## WRITTEN PROBLEM
Copy out every line of the records below word for word, leaving out the pictures.

## INPUT ROWS
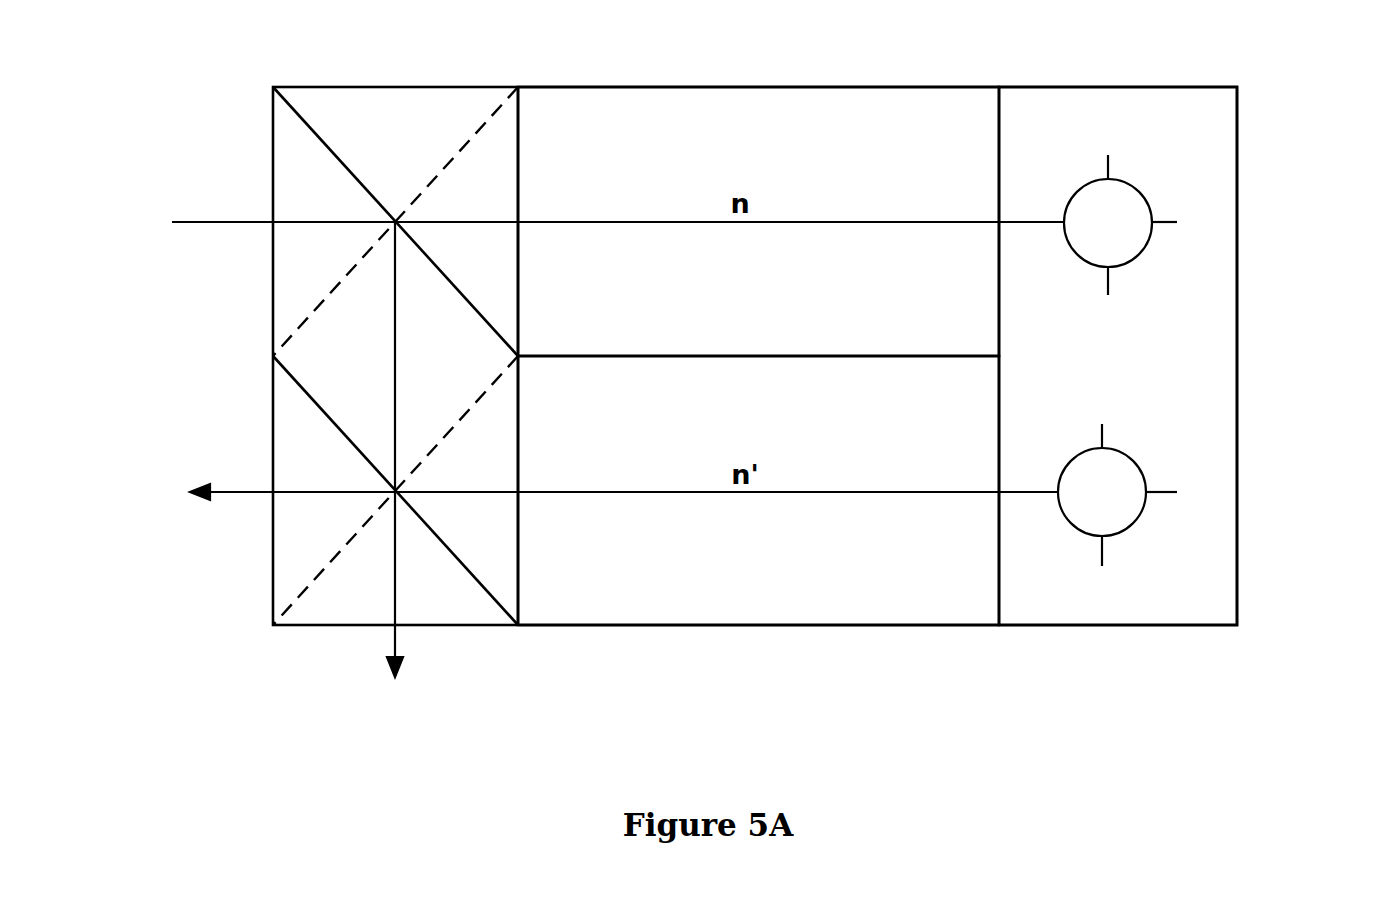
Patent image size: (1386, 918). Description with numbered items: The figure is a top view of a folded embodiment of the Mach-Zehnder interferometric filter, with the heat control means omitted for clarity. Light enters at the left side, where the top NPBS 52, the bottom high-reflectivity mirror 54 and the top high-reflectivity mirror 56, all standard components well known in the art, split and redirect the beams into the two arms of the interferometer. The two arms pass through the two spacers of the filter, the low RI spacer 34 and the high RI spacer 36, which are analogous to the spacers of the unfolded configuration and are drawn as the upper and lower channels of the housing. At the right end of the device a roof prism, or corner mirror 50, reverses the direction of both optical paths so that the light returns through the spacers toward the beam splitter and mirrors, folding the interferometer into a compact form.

The low RI spacer 34 is at (700, 123).
The high RI spacer 36 is at (678, 600).
The corner mirror 50 is at (1176, 372).
The top NPBS 52 is at (312, 150).
The bottom high-reflectivity mirror 54 is at (290, 306).
The top high-reflectivity mirror 56 is at (312, 427).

## RESULT
Patent image size: (1386, 918). Description with numbered items: The figure is a top view of a folded embodiment of the Mach-Zehnder interferometric filter, with the heat control means omitted for clarity. Light enters at the left side, where the top NPBS 52, the bottom high-reflectivity mirror 54 and the top high-reflectivity mirror 56, all standard components well known in the art, split and redirect the beams into the two arms of the interferometer. The two arms pass through the two spacers of the filter, the low RI spacer 34 and the high RI spacer 36, which are analogous to the spacers of the unfolded configuration and are drawn as the upper and lower channels of the housing. At the right end of the device a roof prism, or corner mirror 50, reverses the direction of both optical paths so that the light returns through the spacers toward the beam splitter and mirrors, folding the interferometer into a compact form.

The low RI spacer 34 is at (700, 123).
The high RI spacer 36 is at (678, 600).
The corner mirror 50 is at (1176, 372).
The top NPBS 52 is at (312, 150).
The bottom high-reflectivity mirror 54 is at (290, 306).
The top high-reflectivity mirror 56 is at (312, 427).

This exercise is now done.